■ Task brief
Return all of the data exactly as given.

** Start Source data **

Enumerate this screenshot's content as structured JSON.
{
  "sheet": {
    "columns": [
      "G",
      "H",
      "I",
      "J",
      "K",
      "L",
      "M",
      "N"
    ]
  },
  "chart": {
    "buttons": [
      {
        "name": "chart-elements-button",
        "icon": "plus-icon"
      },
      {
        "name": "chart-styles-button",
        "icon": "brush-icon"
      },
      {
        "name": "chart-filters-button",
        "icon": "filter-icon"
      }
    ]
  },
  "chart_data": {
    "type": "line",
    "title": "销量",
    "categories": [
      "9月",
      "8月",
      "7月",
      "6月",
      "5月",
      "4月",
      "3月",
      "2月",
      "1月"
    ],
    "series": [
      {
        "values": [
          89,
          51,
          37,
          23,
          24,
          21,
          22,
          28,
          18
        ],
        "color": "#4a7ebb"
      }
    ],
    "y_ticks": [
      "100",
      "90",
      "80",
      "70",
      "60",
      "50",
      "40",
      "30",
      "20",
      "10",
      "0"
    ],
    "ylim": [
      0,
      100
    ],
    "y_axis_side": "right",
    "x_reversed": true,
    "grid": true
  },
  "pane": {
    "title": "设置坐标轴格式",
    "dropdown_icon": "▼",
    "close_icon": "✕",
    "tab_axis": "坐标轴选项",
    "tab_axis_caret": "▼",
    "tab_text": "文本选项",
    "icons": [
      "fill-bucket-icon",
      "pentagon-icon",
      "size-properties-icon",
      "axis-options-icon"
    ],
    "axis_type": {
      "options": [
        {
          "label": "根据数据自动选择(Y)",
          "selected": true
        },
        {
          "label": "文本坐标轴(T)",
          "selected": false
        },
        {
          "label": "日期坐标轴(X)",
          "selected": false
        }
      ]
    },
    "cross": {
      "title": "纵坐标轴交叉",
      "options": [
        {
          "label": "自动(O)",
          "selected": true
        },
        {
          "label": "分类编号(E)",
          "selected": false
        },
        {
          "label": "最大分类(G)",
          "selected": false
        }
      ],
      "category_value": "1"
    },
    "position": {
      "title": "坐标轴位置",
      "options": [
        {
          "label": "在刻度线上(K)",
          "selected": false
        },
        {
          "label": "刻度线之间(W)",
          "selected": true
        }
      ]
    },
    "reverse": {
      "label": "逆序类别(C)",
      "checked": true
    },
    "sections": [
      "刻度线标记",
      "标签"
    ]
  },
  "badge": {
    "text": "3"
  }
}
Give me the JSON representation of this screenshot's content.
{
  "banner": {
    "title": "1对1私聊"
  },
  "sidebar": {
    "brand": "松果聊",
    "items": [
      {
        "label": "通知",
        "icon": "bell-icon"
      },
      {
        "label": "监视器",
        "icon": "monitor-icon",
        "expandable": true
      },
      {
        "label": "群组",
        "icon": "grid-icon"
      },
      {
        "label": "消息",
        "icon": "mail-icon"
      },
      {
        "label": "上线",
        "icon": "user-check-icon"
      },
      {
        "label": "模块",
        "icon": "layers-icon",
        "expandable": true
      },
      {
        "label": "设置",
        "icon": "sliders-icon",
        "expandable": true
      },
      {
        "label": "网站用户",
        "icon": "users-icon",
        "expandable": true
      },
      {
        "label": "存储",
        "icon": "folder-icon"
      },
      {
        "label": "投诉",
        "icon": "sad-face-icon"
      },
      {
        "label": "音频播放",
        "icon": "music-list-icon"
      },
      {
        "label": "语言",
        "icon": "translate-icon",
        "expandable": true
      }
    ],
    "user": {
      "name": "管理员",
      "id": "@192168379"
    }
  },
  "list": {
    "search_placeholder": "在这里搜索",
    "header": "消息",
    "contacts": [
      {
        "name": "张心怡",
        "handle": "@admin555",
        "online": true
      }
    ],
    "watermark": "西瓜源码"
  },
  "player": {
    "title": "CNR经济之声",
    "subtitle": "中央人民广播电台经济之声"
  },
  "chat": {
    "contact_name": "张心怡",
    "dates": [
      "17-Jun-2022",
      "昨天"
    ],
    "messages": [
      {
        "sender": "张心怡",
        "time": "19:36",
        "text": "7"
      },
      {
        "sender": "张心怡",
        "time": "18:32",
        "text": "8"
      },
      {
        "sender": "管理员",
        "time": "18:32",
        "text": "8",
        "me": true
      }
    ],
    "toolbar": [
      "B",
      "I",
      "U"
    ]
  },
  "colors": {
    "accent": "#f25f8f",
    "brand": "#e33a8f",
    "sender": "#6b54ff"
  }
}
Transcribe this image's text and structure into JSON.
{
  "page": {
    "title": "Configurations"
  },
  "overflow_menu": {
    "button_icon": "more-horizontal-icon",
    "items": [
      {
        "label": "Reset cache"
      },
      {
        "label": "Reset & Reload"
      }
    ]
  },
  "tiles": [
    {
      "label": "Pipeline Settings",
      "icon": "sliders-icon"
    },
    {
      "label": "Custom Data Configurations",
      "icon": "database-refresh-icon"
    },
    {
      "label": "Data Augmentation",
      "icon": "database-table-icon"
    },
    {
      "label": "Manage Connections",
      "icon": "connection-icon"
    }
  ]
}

** End Source data **

■ Response to the task
Enumerate this screenshot's content as structured JSON.
{
  "sheet": {
    "columns": [
      "G",
      "H",
      "I",
      "J",
      "K",
      "L",
      "M",
      "N"
    ]
  },
  "chart": {
    "buttons": [
      {
        "name": "chart-elements-button",
        "icon": "plus-icon"
      },
      {
        "name": "chart-styles-button",
        "icon": "brush-icon"
      },
      {
        "name": "chart-filters-button",
        "icon": "filter-icon"
      }
    ]
  },
  "chart_data": {
    "type": "line",
    "title": "销量",
    "categories": [
      "9月",
      "8月",
      "7月",
      "6月",
      "5月",
      "4月",
      "3月",
      "2月",
      "1月"
    ],
    "series": [
      {
        "values": [
          89,
          51,
          37,
          23,
          24,
          21,
          22,
          28,
          18
        ],
        "color": "#4a7ebb"
      }
    ],
    "y_ticks": [
      "100",
      "90",
      "80",
      "70",
      "60",
      "50",
      "40",
      "30",
      "20",
      "10",
      "0"
    ],
    "ylim": [
      0,
      100
    ],
    "y_axis_side": "right",
    "x_reversed": true,
    "grid": true
  },
  "pane": {
    "title": "设置坐标轴格式",
    "dropdown_icon": "▼",
    "close_icon": "✕",
    "tab_axis": "坐标轴选项",
    "tab_axis_caret": "▼",
    "tab_text": "文本选项",
    "icons": [
      "fill-bucket-icon",
      "pentagon-icon",
      "size-properties-icon",
      "axis-options-icon"
    ],
    "axis_type": {
      "options": [
        {
          "label": "根据数据自动选择(Y)",
          "selected": true
        },
        {
          "label": "文本坐标轴(T)",
          "selected": false
        },
        {
          "label": "日期坐标轴(X)",
          "selected": false
        }
      ]
    },
    "cross": {
      "title": "纵坐标轴交叉",
      "options": [
        {
          "label": "自动(O)",
          "selected": true
        },
        {
          "label": "分类编号(E)",
          "selected": false
        },
        {
          "label": "最大分类(G)",
          "selected": false
        }
      ],
      "category_value": "1"
    },
    "position": {
      "title": "坐标轴位置",
      "options": [
        {
          "label": "在刻度线上(K)",
          "selected": false
        },
        {
          "label": "刻度线之间(W)",
          "selected": true
        }
      ]
    },
    "reverse": {
      "label": "逆序类别(C)",
      "checked": true
    },
    "sections": [
      "刻度线标记",
      "标签"
    ]
  },
  "badge": {
    "text": "3"
  }
}
Give me the JSON representation of this screenshot's content.
{
  "banner": {
    "title": "1对1私聊"
  },
  "sidebar": {
    "brand": "松果聊",
    "items": [
      {
        "label": "通知",
        "icon": "bell-icon"
      },
      {
        "label": "监视器",
        "icon": "monitor-icon",
        "expandable": true
      },
      {
        "label": "群组",
        "icon": "grid-icon"
      },
      {
        "label": "消息",
        "icon": "mail-icon"
      },
      {
        "label": "上线",
        "icon": "user-check-icon"
      },
      {
        "label": "模块",
        "icon": "layers-icon",
        "expandable": true
      },
      {
        "label": "设置",
        "icon": "sliders-icon",
        "expandable": true
      },
      {
        "label": "网站用户",
        "icon": "users-icon",
        "expandable": true
      },
      {
        "label": "存储",
        "icon": "folder-icon"
      },
      {
        "label": "投诉",
        "icon": "sad-face-icon"
      },
      {
        "label": "音频播放",
        "icon": "music-list-icon"
      },
      {
        "label": "语言",
        "icon": "translate-icon",
        "expandable": true
      }
    ],
    "user": {
      "name": "管理员",
      "id": "@192168379"
    }
  },
  "list": {
    "search_placeholder": "在这里搜索",
    "header": "消息",
    "contacts": [
      {
        "name": "张心怡",
        "handle": "@admin555",
        "online": true
      }
    ],
    "watermark": "西瓜源码"
  },
  "player": {
    "title": "CNR经济之声",
    "subtitle": "中央人民广播电台经济之声"
  },
  "chat": {
    "contact_name": "张心怡",
    "dates": [
      "17-Jun-2022",
      "昨天"
    ],
    "messages": [
      {
        "sender": "张心怡",
        "time": "19:36",
        "text": "7"
      },
      {
        "sender": "张心怡",
        "time": "18:32",
        "text": "8"
      },
      {
        "sender": "管理员",
        "time": "18:32",
        "text": "8",
        "me": true
      }
    ],
    "toolbar": [
      "B",
      "I",
      "U"
    ]
  },
  "colors": {
    "accent": "#f25f8f",
    "brand": "#e33a8f",
    "sender": "#6b54ff"
  }
}
Transcribe this image's text and structure into JSON.
{
  "page": {
    "title": "Configurations"
  },
  "overflow_menu": {
    "button_icon": "more-horizontal-icon",
    "items": [
      {
        "label": "Reset cache"
      },
      {
        "label": "Reset & Reload"
      }
    ]
  },
  "tiles": [
    {
      "label": "Pipeline Settings",
      "icon": "sliders-icon"
    },
    {
      "label": "Custom Data Configurations",
      "icon": "database-refresh-icon"
    },
    {
      "label": "Data Augmentation",
      "icon": "database-table-icon"
    },
    {
      "label": "Manage Connections",
      "icon": "connection-icon"
    }
  ]
}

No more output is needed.